◆ DIRECTIVE ◆
Collect the lines of the entries where "sistemul" shows up.

◆ RECORD EXTRACTS ◆
+ + + + + + +

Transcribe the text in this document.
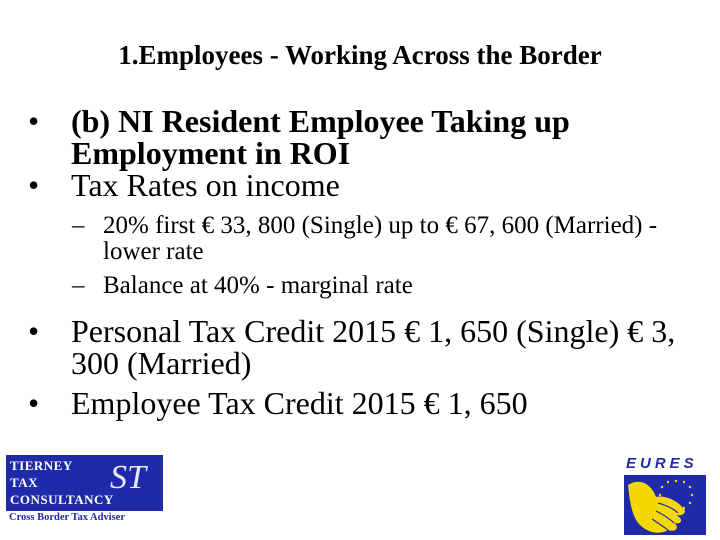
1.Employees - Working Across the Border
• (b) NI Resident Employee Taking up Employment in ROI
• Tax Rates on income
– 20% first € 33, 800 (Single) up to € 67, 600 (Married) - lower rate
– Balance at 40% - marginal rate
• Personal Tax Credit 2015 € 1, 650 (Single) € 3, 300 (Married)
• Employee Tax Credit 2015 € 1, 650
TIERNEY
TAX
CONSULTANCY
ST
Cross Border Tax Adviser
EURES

+ + + + + + +

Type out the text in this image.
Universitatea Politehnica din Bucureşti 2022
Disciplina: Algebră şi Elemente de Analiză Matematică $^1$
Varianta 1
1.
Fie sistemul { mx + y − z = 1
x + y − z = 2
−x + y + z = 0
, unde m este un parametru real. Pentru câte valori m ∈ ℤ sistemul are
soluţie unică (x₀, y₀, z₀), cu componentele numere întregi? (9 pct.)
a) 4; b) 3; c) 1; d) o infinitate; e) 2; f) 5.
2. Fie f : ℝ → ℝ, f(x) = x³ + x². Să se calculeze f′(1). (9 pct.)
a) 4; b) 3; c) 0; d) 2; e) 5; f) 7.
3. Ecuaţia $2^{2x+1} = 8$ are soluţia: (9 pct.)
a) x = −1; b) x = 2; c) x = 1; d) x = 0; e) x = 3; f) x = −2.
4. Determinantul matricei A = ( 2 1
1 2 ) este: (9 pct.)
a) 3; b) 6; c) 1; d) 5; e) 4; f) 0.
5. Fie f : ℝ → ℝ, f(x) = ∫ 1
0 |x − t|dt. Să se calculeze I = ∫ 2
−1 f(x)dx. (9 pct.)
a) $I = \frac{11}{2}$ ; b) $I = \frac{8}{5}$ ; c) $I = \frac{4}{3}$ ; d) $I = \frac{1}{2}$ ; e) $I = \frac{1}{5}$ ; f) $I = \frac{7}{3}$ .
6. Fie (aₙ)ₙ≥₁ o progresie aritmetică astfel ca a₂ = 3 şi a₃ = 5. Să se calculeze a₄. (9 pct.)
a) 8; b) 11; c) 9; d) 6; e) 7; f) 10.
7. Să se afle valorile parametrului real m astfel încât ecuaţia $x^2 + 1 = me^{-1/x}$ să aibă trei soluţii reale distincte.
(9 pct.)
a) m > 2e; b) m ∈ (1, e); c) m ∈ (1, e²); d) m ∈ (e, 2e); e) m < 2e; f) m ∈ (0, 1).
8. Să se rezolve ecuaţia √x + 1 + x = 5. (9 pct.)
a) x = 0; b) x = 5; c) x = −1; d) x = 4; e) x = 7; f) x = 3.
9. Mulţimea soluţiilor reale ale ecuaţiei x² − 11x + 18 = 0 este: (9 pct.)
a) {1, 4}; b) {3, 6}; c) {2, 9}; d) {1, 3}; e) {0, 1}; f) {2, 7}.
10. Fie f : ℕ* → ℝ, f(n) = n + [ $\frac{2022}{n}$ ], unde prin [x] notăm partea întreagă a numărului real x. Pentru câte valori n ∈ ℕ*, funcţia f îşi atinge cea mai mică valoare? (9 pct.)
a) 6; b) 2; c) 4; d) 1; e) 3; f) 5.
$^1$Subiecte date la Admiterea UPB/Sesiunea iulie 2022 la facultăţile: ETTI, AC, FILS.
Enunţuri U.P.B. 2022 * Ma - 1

+ + + + + + +

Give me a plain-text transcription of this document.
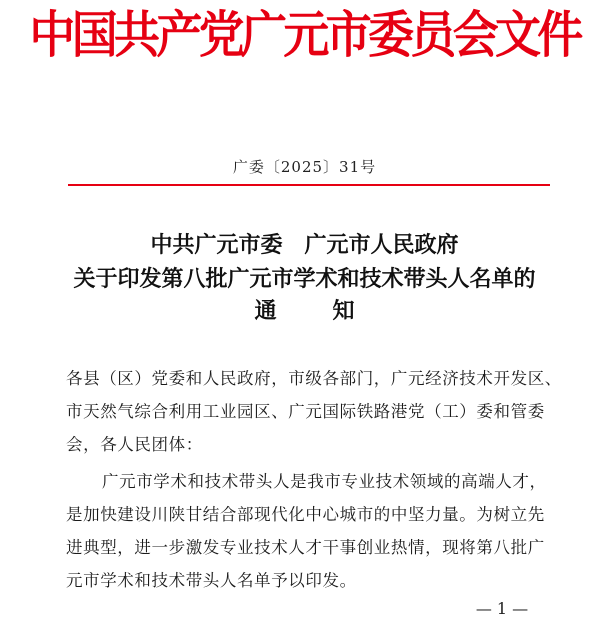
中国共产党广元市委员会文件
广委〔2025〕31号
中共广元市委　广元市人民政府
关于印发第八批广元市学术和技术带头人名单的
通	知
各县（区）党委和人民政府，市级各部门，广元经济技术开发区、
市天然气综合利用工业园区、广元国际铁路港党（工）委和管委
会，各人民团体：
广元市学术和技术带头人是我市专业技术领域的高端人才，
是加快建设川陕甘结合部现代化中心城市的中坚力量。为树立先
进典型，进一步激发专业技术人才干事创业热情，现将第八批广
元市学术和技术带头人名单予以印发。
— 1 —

+ + + + + + +

◆ FULL OUTPUT ◆
Fie sistemul { mx + y − z = 1
, unde m este un parametru real. Pentru câte valori m ∈ ℤ sistemul are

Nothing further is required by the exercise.